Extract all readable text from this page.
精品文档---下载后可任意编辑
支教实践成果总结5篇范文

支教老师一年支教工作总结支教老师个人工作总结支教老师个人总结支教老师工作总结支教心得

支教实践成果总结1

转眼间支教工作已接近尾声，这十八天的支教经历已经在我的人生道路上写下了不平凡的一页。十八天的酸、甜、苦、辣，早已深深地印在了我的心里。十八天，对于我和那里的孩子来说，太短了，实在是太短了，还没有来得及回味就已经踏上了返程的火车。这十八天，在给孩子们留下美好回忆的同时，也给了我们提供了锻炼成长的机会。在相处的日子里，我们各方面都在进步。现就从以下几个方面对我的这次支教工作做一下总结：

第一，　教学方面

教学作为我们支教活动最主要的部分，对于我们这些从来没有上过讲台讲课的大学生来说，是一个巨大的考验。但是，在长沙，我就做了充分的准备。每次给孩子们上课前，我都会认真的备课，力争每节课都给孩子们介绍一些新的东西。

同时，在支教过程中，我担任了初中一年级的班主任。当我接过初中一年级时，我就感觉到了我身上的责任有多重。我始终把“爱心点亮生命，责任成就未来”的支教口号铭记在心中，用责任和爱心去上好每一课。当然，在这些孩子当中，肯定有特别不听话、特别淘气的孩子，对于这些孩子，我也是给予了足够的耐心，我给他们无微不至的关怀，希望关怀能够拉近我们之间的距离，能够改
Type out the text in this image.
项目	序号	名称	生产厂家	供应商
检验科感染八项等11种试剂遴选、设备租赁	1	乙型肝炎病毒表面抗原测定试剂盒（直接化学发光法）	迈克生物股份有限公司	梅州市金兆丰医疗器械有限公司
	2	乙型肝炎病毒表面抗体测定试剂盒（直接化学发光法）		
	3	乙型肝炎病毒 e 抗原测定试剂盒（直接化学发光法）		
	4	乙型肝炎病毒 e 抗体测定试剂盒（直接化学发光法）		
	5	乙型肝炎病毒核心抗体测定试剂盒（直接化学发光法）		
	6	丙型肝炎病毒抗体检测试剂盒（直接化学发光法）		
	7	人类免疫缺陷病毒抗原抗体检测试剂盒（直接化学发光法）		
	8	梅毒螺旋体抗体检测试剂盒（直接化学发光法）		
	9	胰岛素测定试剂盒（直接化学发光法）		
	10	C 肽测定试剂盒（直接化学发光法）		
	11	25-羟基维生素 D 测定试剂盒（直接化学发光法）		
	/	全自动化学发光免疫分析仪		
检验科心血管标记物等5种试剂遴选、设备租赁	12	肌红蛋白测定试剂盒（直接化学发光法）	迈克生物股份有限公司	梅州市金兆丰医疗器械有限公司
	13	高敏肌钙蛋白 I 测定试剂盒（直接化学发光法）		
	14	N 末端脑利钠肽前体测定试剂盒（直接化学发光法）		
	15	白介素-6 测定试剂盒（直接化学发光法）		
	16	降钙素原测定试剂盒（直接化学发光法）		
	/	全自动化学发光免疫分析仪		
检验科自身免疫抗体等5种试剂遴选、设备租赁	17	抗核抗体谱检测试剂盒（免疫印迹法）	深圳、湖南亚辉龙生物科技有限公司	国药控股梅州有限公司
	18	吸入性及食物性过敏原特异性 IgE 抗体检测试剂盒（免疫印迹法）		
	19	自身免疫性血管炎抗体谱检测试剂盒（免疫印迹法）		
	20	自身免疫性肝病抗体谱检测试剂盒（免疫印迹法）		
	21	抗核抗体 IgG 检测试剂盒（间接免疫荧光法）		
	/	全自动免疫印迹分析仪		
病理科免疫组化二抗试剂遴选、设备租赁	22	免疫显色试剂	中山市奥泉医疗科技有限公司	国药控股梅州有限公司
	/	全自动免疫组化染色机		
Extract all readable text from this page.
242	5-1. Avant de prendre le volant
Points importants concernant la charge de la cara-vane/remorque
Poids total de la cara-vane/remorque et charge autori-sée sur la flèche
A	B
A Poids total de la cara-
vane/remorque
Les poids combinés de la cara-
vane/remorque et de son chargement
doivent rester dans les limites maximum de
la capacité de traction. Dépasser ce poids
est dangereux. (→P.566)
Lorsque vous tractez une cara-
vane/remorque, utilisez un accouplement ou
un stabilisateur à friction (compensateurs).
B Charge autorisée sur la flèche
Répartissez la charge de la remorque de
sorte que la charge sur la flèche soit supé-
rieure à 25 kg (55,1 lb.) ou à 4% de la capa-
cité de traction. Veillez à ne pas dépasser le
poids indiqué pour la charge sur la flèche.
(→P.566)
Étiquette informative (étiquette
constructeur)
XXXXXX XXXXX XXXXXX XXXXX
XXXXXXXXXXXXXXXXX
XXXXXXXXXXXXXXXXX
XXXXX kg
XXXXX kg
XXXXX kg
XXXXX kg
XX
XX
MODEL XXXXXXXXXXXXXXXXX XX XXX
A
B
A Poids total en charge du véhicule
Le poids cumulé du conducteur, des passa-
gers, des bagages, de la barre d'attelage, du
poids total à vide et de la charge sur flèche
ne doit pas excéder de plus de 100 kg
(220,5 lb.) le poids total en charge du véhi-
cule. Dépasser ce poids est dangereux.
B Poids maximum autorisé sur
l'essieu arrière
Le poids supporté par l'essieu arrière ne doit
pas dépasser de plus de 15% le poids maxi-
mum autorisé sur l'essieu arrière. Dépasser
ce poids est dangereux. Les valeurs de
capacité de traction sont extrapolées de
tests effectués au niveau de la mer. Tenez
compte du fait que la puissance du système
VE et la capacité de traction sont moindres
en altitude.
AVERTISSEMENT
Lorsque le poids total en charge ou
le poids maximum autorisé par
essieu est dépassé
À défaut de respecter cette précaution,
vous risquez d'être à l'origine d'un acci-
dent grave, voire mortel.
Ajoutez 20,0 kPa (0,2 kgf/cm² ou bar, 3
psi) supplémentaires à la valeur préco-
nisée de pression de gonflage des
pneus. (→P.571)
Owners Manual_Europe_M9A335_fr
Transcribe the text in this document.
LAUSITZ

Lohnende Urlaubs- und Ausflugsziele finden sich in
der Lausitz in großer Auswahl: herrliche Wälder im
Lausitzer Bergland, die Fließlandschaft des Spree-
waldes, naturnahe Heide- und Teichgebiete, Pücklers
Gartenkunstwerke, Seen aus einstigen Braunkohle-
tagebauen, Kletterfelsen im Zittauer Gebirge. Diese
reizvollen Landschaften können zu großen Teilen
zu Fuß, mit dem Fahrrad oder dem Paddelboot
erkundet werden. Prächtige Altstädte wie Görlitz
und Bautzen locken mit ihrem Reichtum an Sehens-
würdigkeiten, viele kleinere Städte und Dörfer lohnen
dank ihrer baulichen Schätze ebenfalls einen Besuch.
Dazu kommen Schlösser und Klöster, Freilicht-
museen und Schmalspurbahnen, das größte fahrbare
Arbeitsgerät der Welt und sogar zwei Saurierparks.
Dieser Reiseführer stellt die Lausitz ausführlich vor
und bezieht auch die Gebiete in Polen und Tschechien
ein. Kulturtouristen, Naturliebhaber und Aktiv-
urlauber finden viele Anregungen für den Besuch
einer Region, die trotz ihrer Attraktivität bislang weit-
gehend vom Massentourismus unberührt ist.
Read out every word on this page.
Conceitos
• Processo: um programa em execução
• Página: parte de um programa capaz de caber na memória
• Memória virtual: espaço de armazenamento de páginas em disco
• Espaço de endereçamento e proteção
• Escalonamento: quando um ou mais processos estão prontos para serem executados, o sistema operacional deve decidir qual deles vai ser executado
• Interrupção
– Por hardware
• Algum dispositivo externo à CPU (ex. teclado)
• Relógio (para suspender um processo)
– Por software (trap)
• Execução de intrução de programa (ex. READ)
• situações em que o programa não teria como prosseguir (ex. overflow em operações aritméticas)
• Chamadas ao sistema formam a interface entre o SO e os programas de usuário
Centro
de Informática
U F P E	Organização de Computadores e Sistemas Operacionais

#####

**Your goal**
Read through the lines above and collect those that contain the string "viele".

**Full answer**
würdigkeiten, viele kleinere Städte und Dörfer lohnen
urlauber finden viele Anregungen für den Besuch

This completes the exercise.